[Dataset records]
+ + + + +

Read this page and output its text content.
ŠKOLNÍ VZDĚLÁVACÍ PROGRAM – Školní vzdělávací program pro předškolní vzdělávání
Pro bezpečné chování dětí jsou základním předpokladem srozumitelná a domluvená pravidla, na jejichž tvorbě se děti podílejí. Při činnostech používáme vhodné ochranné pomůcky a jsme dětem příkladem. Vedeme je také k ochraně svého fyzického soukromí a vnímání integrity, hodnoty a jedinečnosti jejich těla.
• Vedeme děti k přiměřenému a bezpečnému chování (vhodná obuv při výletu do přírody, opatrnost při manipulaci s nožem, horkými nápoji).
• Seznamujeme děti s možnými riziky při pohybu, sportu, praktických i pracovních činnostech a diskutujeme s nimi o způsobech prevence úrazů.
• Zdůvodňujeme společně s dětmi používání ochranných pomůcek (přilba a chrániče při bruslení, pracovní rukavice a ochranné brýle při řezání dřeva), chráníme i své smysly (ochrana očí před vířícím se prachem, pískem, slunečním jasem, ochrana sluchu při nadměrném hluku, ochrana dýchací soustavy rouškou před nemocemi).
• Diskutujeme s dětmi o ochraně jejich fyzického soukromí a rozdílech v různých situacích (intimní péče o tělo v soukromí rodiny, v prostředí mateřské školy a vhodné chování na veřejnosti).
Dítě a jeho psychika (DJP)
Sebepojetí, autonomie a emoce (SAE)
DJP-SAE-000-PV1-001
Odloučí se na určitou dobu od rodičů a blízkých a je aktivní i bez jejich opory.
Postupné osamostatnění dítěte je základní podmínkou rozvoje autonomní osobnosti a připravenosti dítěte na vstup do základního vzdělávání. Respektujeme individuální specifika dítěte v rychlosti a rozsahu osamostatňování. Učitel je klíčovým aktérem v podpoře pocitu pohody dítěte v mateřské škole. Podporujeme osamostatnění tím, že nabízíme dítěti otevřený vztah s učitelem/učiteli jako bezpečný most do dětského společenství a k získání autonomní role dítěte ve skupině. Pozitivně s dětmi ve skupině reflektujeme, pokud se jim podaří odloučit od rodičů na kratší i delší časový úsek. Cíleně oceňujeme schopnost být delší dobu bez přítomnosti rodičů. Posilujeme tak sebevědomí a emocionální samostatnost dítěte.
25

+ + + + +

> EXERCISE TASK
Exactly reproduce every line of the data above.

> REPLY
Read this page and output its text content.
ŠKOLNÍ VZDĚLÁVACÍ PROGRAM – Školní vzdělávací program pro předškolní vzdělávání
Pro bezpečné chování dětí jsou základním předpokladem srozumitelná a domluvená pravidla, na jejichž tvorbě se děti podílejí. Při činnostech používáme vhodné ochranné pomůcky a jsme dětem příkladem. Vedeme je také k ochraně svého fyzického soukromí a vnímání integrity, hodnoty a jedinečnosti jejich těla.
• Vedeme děti k přiměřenému a bezpečnému chování (vhodná obuv při výletu do přírody, opatrnost při manipulaci s nožem, horkými nápoji).
• Seznamujeme děti s možnými riziky při pohybu, sportu, praktických i pracovních činnostech a diskutujeme s nimi o způsobech prevence úrazů.
• Zdůvodňujeme společně s dětmi používání ochranných pomůcek (přilba a chrániče při bruslení, pracovní rukavice a ochranné brýle při řezání dřeva), chráníme i své smysly (ochrana očí před vířícím se prachem, pískem, slunečním jasem, ochrana sluchu při nadměrném hluku, ochrana dýchací soustavy rouškou před nemocemi).
• Diskutujeme s dětmi o ochraně jejich fyzického soukromí a rozdílech v různých situacích (intimní péče o tělo v soukromí rodiny, v prostředí mateřské školy a vhodné chování na veřejnosti).
Dítě a jeho psychika (DJP)
Sebepojetí, autonomie a emoce (SAE)
DJP-SAE-000-PV1-001
Odloučí se na určitou dobu od rodičů a blízkých a je aktivní i bez jejich opory.
Postupné osamostatnění dítěte je základní podmínkou rozvoje autonomní osobnosti a připravenosti dítěte na vstup do základního vzdělávání. Respektujeme individuální specifika dítěte v rychlosti a rozsahu osamostatňování. Učitel je klíčovým aktérem v podpoře pocitu pohody dítěte v mateřské škole. Podporujeme osamostatnění tím, že nabízíme dítěti otevřený vztah s učitelem/učiteli jako bezpečný most do dětského společenství a k získání autonomní role dítěte ve skupině. Pozitivně s dětmi ve skupině reflektujeme, pokud se jim podaří odloučit od rodičů na kratší i delší časový úsek. Cíleně oceňujeme schopnost být delší dobu bez přítomnosti rodičů. Posilujeme tak sebevědomí a emocionální samostatnost dítěte.
25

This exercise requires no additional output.